Description of the task: Copy all lines below containing "此款在本协议签订后日付清".

Data for processing:
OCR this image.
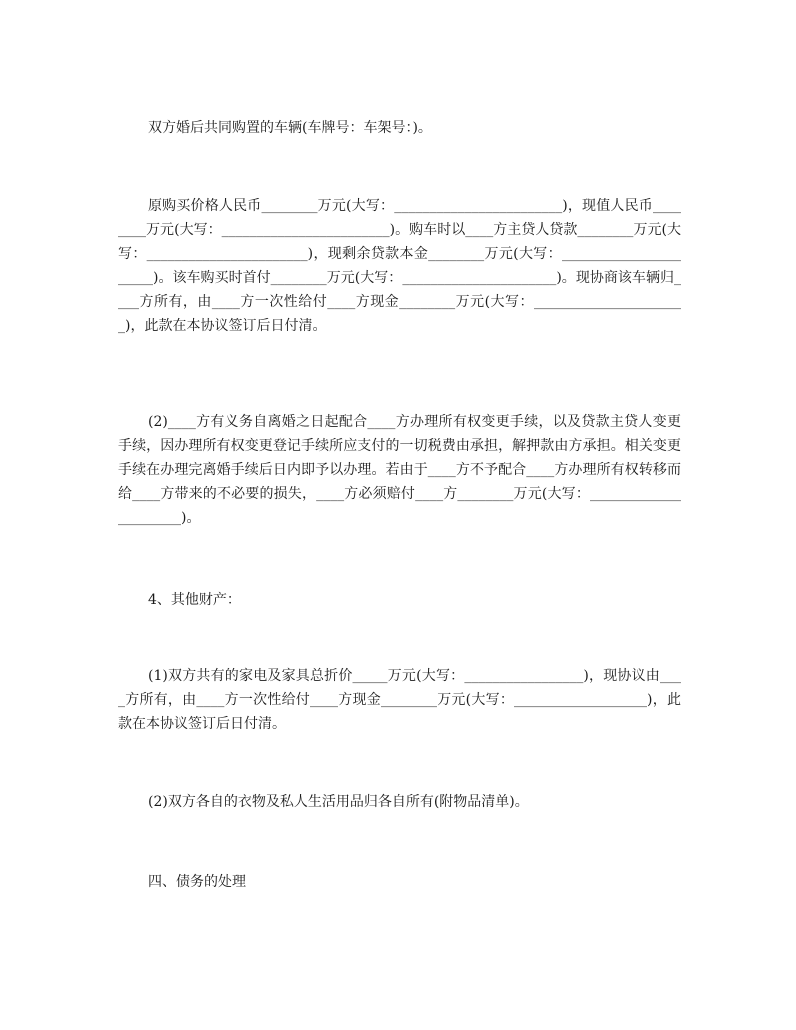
双方婚后共同购置的车辆(车牌号：车架号：)。

原购买价格人民币________万元(大写：________________________)，现值人民币________万元(大写：________________________)。购车时以____方主贷人贷款________万元(大写：_______________________)，现剩余贷款本金________万元(大写：______________________)。该车购买时首付________万元(大写：______________________)。现协商该车辆归____方所有，由____方一次性给付____方现金________万元(大写：______________________)，此款在本协议签订后日付清。

(2)____方有义务自离婚之日起配合____方办理所有权变更手续，以及贷款主贷人变更手续，因办理所有权变更登记手续所应支付的一切税费由承担，解押款由方承担。相关变更手续在办理完离婚手续后日内即予以办理。若由于____方不予配合____方办理所有权转移而给____方带来的不必要的损失，____方必须赔付____方________万元(大写：______________________)。

4、其他财产：

(1)双方共有的家电及家具总折价_____万元(大写：_________________)，现协议由____方所有，由____方一次性给付____方现金________万元(大写：___________________)，此款在本协议签订后日付清。

(2)双方各自的衣物及私人生活用品归各自所有(附物品清单)。

四、债务的处理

Finished answer:
原购买价格人民币________万元(大写：________________________)，现值人民币________万元(大写：________________________)。购车时以____方主贷人贷款________万元(大写：_______________________)，现剩余贷款本金________万元(大写：______________________)。该车购买时首付________万元(大写：______________________)。现协商该车辆归____方所有，由____方一次性给付____方现金________万元(大写：______________________)，此款在本协议签订后日付清。
(1)双方共有的家电及家具总折价_____万元(大写：_________________)，现协议由____方所有，由____方一次性给付____方现金________万元(大写：___________________)，此款在本协议签订后日付清。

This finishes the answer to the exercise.